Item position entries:
** start **

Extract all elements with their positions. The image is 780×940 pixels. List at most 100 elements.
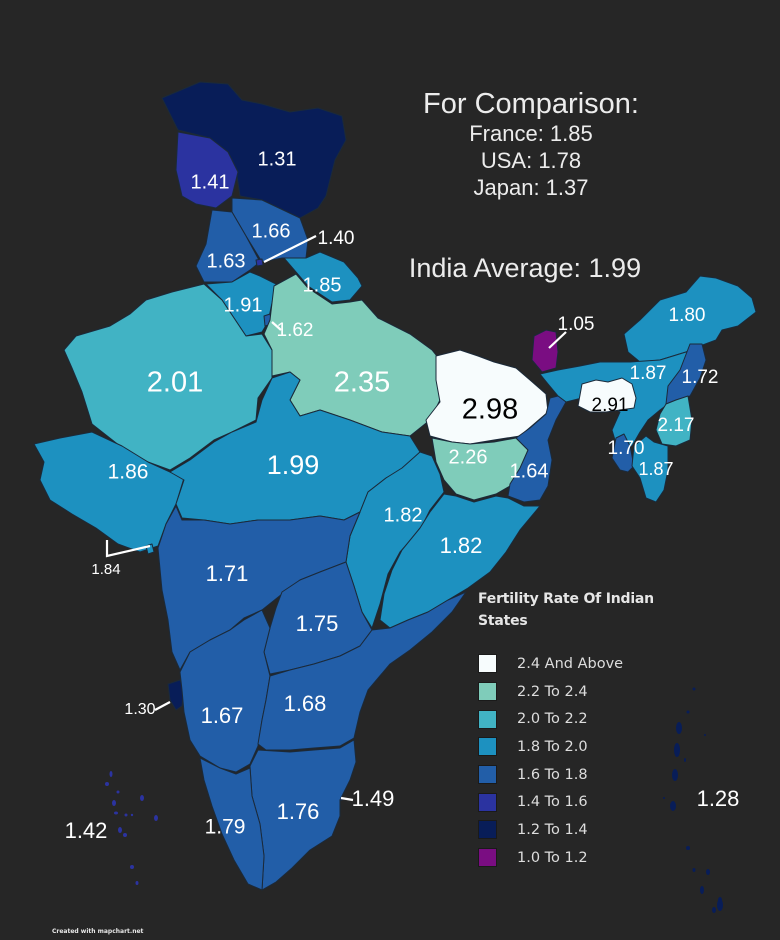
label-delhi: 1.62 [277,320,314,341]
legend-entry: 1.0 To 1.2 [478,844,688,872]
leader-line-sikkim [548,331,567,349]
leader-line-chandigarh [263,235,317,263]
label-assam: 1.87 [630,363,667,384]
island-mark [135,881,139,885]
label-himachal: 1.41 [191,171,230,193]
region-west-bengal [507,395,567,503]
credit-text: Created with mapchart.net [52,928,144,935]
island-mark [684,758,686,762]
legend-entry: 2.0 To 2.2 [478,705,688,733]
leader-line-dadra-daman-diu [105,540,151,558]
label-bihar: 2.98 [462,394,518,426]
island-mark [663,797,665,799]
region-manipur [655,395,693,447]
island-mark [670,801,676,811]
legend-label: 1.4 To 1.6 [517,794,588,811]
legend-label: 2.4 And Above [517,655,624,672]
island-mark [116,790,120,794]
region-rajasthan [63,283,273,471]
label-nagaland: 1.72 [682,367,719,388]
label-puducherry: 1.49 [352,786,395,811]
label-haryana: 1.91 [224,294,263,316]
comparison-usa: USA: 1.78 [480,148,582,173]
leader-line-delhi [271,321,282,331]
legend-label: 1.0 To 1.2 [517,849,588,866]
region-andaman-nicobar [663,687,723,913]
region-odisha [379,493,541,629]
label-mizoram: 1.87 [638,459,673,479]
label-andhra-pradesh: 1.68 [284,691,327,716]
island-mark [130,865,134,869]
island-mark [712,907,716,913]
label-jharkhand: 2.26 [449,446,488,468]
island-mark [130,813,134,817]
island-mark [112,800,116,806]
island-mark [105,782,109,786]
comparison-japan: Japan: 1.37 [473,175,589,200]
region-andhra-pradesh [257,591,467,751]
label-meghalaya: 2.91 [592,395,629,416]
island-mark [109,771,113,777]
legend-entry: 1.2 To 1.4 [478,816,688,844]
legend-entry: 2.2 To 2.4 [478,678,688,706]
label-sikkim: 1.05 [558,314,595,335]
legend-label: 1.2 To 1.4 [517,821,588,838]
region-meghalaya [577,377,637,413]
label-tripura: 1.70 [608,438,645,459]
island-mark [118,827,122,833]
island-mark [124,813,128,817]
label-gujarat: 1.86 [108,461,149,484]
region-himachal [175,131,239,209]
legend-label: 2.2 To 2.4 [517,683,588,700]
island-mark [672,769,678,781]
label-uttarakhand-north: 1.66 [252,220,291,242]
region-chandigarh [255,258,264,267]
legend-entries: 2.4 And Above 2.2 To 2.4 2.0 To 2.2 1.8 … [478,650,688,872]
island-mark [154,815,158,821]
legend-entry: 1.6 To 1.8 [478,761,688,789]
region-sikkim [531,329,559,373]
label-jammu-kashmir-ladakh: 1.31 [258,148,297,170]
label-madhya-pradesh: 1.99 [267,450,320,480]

** end **

**Required work:**
Reproduce the records with each "legend-label" renamed to "legend-text" and nothing else changed. Leave the pictures out.

**Reply to the exercise:**
Extract all elements with their positions. The image is 780×940 pixels. List at most 100 elements.
label-delhi: 1.62 [277,320,314,341]
legend-entry: 1.0 To 1.2 [478,844,688,872]
leader-line-sikkim [548,331,567,349]
leader-line-chandigarh [263,235,317,263]
label-assam: 1.87 [630,363,667,384]
island-mark [135,881,139,885]
label-himachal: 1.41 [191,171,230,193]
region-west-bengal [507,395,567,503]
credit-text: Created with mapchart.net [52,928,144,935]
island-mark [684,758,686,762]
legend-entry: 2.0 To 2.2 [478,705,688,733]
leader-line-dadra-daman-diu [105,540,151,558]
label-bihar: 2.98 [462,394,518,426]
island-mark [663,797,665,799]
region-manipur [655,395,693,447]
island-mark [670,801,676,811]
legend-text: 1.4 To 1.6 [517,794,588,811]
legend-text: 2.4 And Above [517,655,624,672]
island-mark [116,790,120,794]
region-rajasthan [63,283,273,471]
label-nagaland: 1.72 [682,367,719,388]
label-puducherry: 1.49 [352,786,395,811]
label-haryana: 1.91 [224,294,263,316]
comparison-usa: USA: 1.78 [480,148,582,173]
leader-line-delhi [271,321,282,331]
legend-text: 1.0 To 1.2 [517,849,588,866]
region-andaman-nicobar [663,687,723,913]
region-odisha [379,493,541,629]
label-mizoram: 1.87 [638,459,673,479]
label-andhra-pradesh: 1.68 [284,691,327,716]
island-mark [130,865,134,869]
island-mark [712,907,716,913]
label-jharkhand: 2.26 [449,446,488,468]
island-mark [130,813,134,817]
island-mark [112,800,116,806]
island-mark [105,782,109,786]
comparison-japan: Japan: 1.37 [473,175,589,200]
region-andhra-pradesh [257,591,467,751]
label-meghalaya: 2.91 [592,395,629,416]
island-mark [109,771,113,777]
legend-entry: 1.2 To 1.4 [478,816,688,844]
legend-entry: 2.2 To 2.4 [478,678,688,706]
label-sikkim: 1.05 [558,314,595,335]
legend-text: 1.2 To 1.4 [517,821,588,838]
region-meghalaya [577,377,637,413]
label-tripura: 1.70 [608,438,645,459]
island-mark [118,827,122,833]
island-mark [124,813,128,817]
label-gujarat: 1.86 [108,461,149,484]
region-himachal [175,131,239,209]
legend-text: 2.2 To 2.4 [517,683,588,700]
island-mark [672,769,678,781]
label-uttarakhand-north: 1.66 [252,220,291,242]
region-chandigarh [255,258,264,267]
legend-entries: 2.4 And Above 2.2 To 2.4 2.0 To 2.2 1.8 … [478,650,688,872]
island-mark [154,815,158,821]
legend-entry: 1.6 To 1.8 [478,761,688,789]
region-sikkim [531,329,559,373]
label-jammu-kashmir-ladakh: 1.31 [258,148,297,170]
label-madhya-pradesh: 1.99 [267,450,320,480]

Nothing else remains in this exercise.